▶ Exercise brief: In this exercise, return the whole listing exactly, excluding any images.

Dataset excerpt
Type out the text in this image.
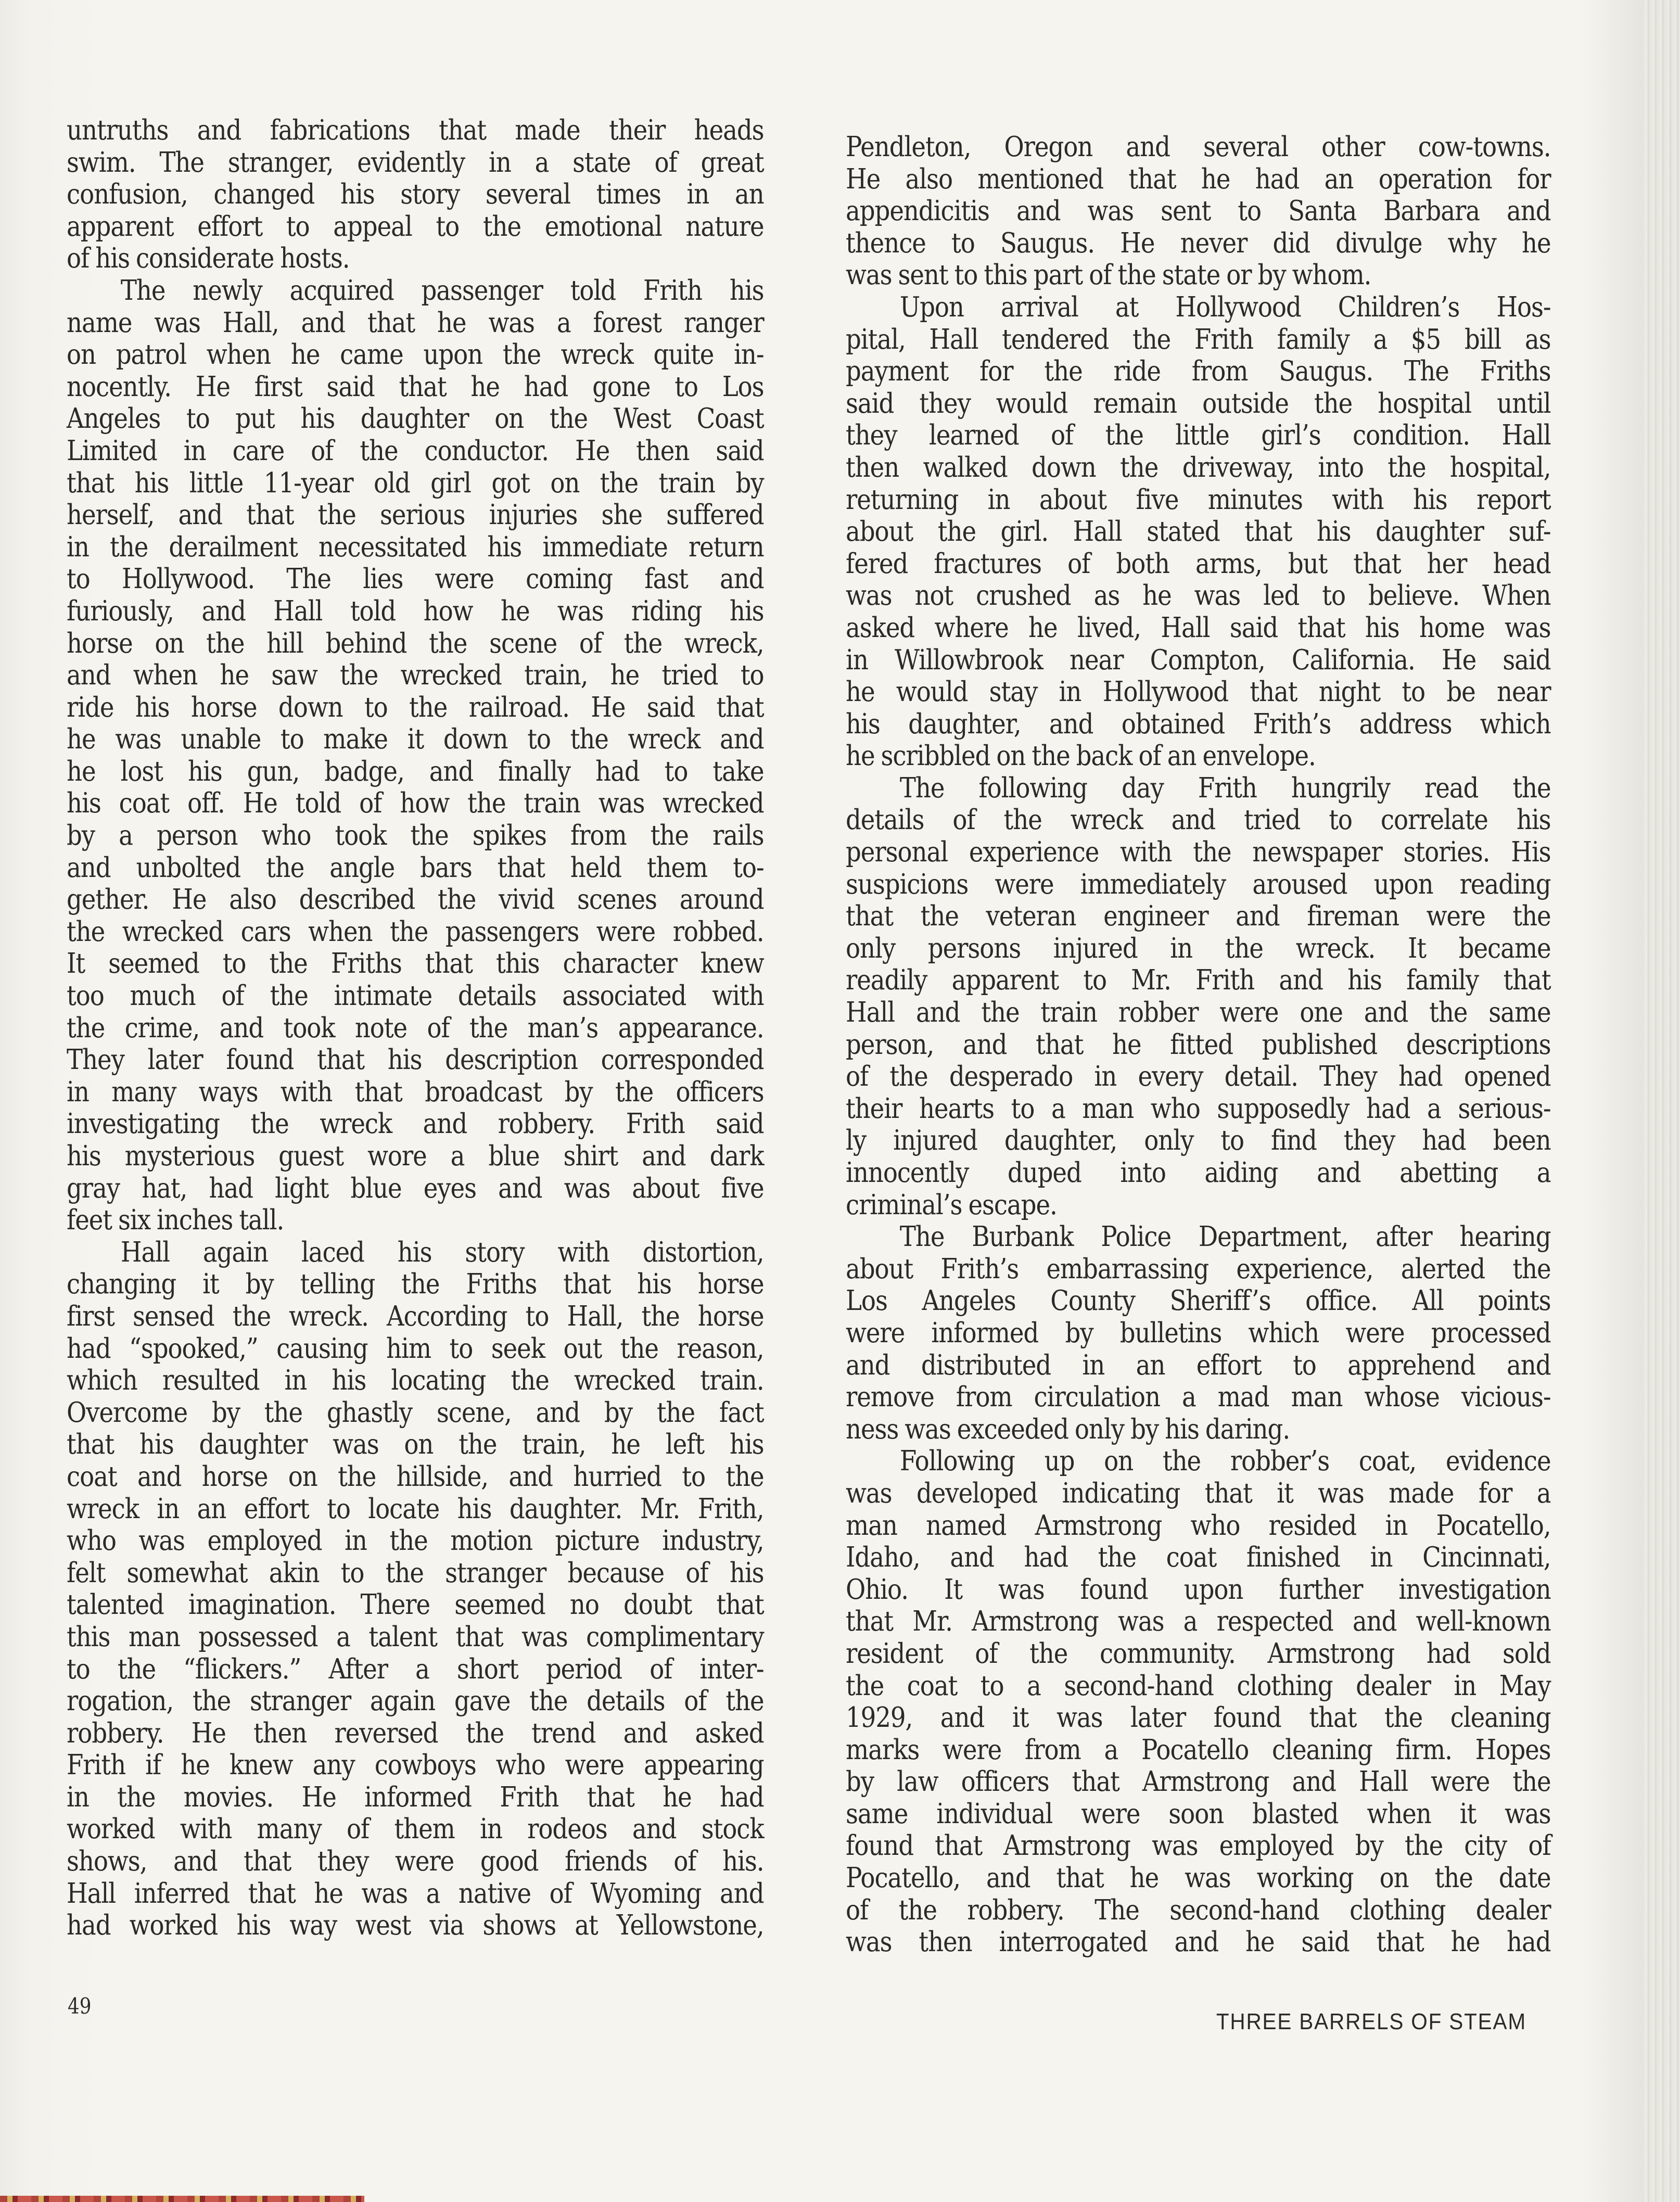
untruths and fabrications that made their heads
swim. The stranger, evidently in a state of great
confusion, changed his story several times in an
apparent effort to appeal to the emotional nature
of his considerate hosts.
The newly acquired passenger told Frith his
name was Hall, and that he was a forest ranger
on patrol when he came upon the wreck quite in-
nocently. He first said that he had gone to Los
Angeles to put his daughter on the West Coast
Limited in care of the conductor. He then said
that his little 11-year old girl got on the train by
herself, and that the serious injuries she suffered
in the derailment necessitated his immediate return
to Hollywood. The lies were coming fast and
furiously, and Hall told how he was riding his
horse on the hill behind the scene of the wreck,
and when he saw the wrecked train, he tried to
ride his horse down to the railroad. He said that
he was unable to make it down to the wreck and
he lost his gun, badge, and finally had to take
his coat off. He told of how the train was wrecked
by a person who took the spikes from the rails
and unbolted the angle bars that held them to-
gether. He also described the vivid scenes around
the wrecked cars when the passengers were robbed.
It seemed to the Friths that this character knew
too much of the intimate details associated with
the crime, and took note of the man’s appearance.
They later found that his description corresponded
in many ways with that broadcast by the officers
investigating the wreck and robbery. Frith said
his mysterious guest wore a blue shirt and dark
gray hat, had light blue eyes and was about five
feet six inches tall.
Hall again laced his story with distortion,
changing it by telling the Friths that his horse
first sensed the wreck. According to Hall, the horse
had “spooked,” causing him to seek out the reason,
which resulted in his locating the wrecked train.
Overcome by the ghastly scene, and by the fact
that his daughter was on the train, he left his
coat and horse on the hillside, and hurried to the
wreck in an effort to locate his daughter. Mr. Frith,
who was employed in the motion picture industry,
felt somewhat akin to the stranger because of his
talented imagination. There seemed no doubt that
this man possessed a talent that was complimentary
to the “flickers.” After a short period of inter-
rogation, the stranger again gave the details of the
robbery. He then reversed the trend and asked
Frith if he knew any cowboys who were appearing
in the movies. He informed Frith that he had
worked with many of them in rodeos and stock
shows, and that they were good friends of his.
Hall inferred that he was a native of Wyoming and
had worked his way west via shows at Yellowstone,
Pendleton, Oregon and several other cow-towns.
He also mentioned that he had an operation for
appendicitis and was sent to Santa Barbara and
thence to Saugus. He never did divulge why he
was sent to this part of the state or by whom.
Upon arrival at Hollywood Children’s Hos-
pital, Hall tendered the Frith family a $5 bill as
payment for the ride from Saugus. The Friths
said they would remain outside the hospital until
they learned of the little girl’s condition. Hall
then walked down the driveway, into the hospital,
returning in about five minutes with his report
about the girl. Hall stated that his daughter suf-
fered fractures of both arms, but that her head
was not crushed as he was led to believe. When
asked where he lived, Hall said that his home was
in Willowbrook near Compton, California. He said
he would stay in Hollywood that night to be near
his daughter, and obtained Frith’s address which
he scribbled on the back of an envelope.
The following day Frith hungrily read the
details of the wreck and tried to correlate his
personal experience with the newspaper stories. His
suspicions were immediately aroused upon reading
that the veteran engineer and fireman were the
only persons injured in the wreck. It became
readily apparent to Mr. Frith and his family that
Hall and the train robber were one and the same
person, and that he fitted published descriptions
of the desperado in every detail. They had opened
their hearts to a man who supposedly had a serious-
ly injured daughter, only to find they had been
innocently duped into aiding and abetting a
criminal’s escape.
The Burbank Police Department, after hearing
about Frith’s embarrassing experience, alerted the
Los Angeles County Sheriff’s office. All points
were informed by bulletins which were processed
and distributed in an effort to apprehend and
remove from circulation a mad man whose vicious-
ness was exceeded only by his daring.
Following up on the robber’s coat, evidence
was developed indicating that it was made for a
man named Armstrong who resided in Pocatello,
Idaho, and had the coat finished in Cincinnati,
Ohio. It was found upon further investigation
that Mr. Armstrong was a respected and well-known
resident of the community. Armstrong had sold
the coat to a second-hand clothing dealer in May
1929, and it was later found that the cleaning
marks were from a Pocatello cleaning firm. Hopes
by law officers that Armstrong and Hall were the
same individual were soon blasted when it was
found that Armstrong was employed by the city of
Pocatello, and that he was working on the date
of the robbery. The second-hand clothing dealer
was then interrogated and he said that he had
49
THREE BARRELS OF STEAM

▶ Answer for the task:
Type out the text in this image.
untruths and fabrications that made their heads
swim. The stranger, evidently in a state of great
confusion, changed his story several times in an
apparent effort to appeal to the emotional nature
of his considerate hosts.
The newly acquired passenger told Frith his
name was Hall, and that he was a forest ranger
on patrol when he came upon the wreck quite in-
nocently. He first said that he had gone to Los
Angeles to put his daughter on the West Coast
Limited in care of the conductor. He then said
that his little 11-year old girl got on the train by
herself, and that the serious injuries she suffered
in the derailment necessitated his immediate return
to Hollywood. The lies were coming fast and
furiously, and Hall told how he was riding his
horse on the hill behind the scene of the wreck,
and when he saw the wrecked train, he tried to
ride his horse down to the railroad. He said that
he was unable to make it down to the wreck and
he lost his gun, badge, and finally had to take
his coat off. He told of how the train was wrecked
by a person who took the spikes from the rails
and unbolted the angle bars that held them to-
gether. He also described the vivid scenes around
the wrecked cars when the passengers were robbed.
It seemed to the Friths that this character knew
too much of the intimate details associated with
the crime, and took note of the man’s appearance.
They later found that his description corresponded
in many ways with that broadcast by the officers
investigating the wreck and robbery. Frith said
his mysterious guest wore a blue shirt and dark
gray hat, had light blue eyes and was about five
feet six inches tall.
Hall again laced his story with distortion,
changing it by telling the Friths that his horse
first sensed the wreck. According to Hall, the horse
had “spooked,” causing him to seek out the reason,
which resulted in his locating the wrecked train.
Overcome by the ghastly scene, and by the fact
that his daughter was on the train, he left his
coat and horse on the hillside, and hurried to the
wreck in an effort to locate his daughter. Mr. Frith,
who was employed in the motion picture industry,
felt somewhat akin to the stranger because of his
talented imagination. There seemed no doubt that
this man possessed a talent that was complimentary
to the “flickers.” After a short period of inter-
rogation, the stranger again gave the details of the
robbery. He then reversed the trend and asked
Frith if he knew any cowboys who were appearing
in the movies. He informed Frith that he had
worked with many of them in rodeos and stock
shows, and that they were good friends of his.
Hall inferred that he was a native of Wyoming and
had worked his way west via shows at Yellowstone,
Pendleton, Oregon and several other cow-towns.
He also mentioned that he had an operation for
appendicitis and was sent to Santa Barbara and
thence to Saugus. He never did divulge why he
was sent to this part of the state or by whom.
Upon arrival at Hollywood Children’s Hos-
pital, Hall tendered the Frith family a $5 bill as
payment for the ride from Saugus. The Friths
said they would remain outside the hospital until
they learned of the little girl’s condition. Hall
then walked down the driveway, into the hospital,
returning in about five minutes with his report
about the girl. Hall stated that his daughter suf-
fered fractures of both arms, but that her head
was not crushed as he was led to believe. When
asked where he lived, Hall said that his home was
in Willowbrook near Compton, California. He said
he would stay in Hollywood that night to be near
his daughter, and obtained Frith’s address which
he scribbled on the back of an envelope.
The following day Frith hungrily read the
details of the wreck and tried to correlate his
personal experience with the newspaper stories. His
suspicions were immediately aroused upon reading
that the veteran engineer and fireman were the
only persons injured in the wreck. It became
readily apparent to Mr. Frith and his family that
Hall and the train robber were one and the same
person, and that he fitted published descriptions
of the desperado in every detail. They had opened
their hearts to a man who supposedly had a serious-
ly injured daughter, only to find they had been
innocently duped into aiding and abetting a
criminal’s escape.
The Burbank Police Department, after hearing
about Frith’s embarrassing experience, alerted the
Los Angeles County Sheriff’s office. All points
were informed by bulletins which were processed
and distributed in an effort to apprehend and
remove from circulation a mad man whose vicious-
ness was exceeded only by his daring.
Following up on the robber’s coat, evidence
was developed indicating that it was made for a
man named Armstrong who resided in Pocatello,
Idaho, and had the coat finished in Cincinnati,
Ohio. It was found upon further investigation
that Mr. Armstrong was a respected and well-known
resident of the community. Armstrong had sold
the coat to a second-hand clothing dealer in May
1929, and it was later found that the cleaning
marks were from a Pocatello cleaning firm. Hopes
by law officers that Armstrong and Hall were the
same individual were soon blasted when it was
found that Armstrong was employed by the city of
Pocatello, and that he was working on the date
of the robbery. The second-hand clothing dealer
was then interrogated and he said that he had
49
THREE BARRELS OF STEAM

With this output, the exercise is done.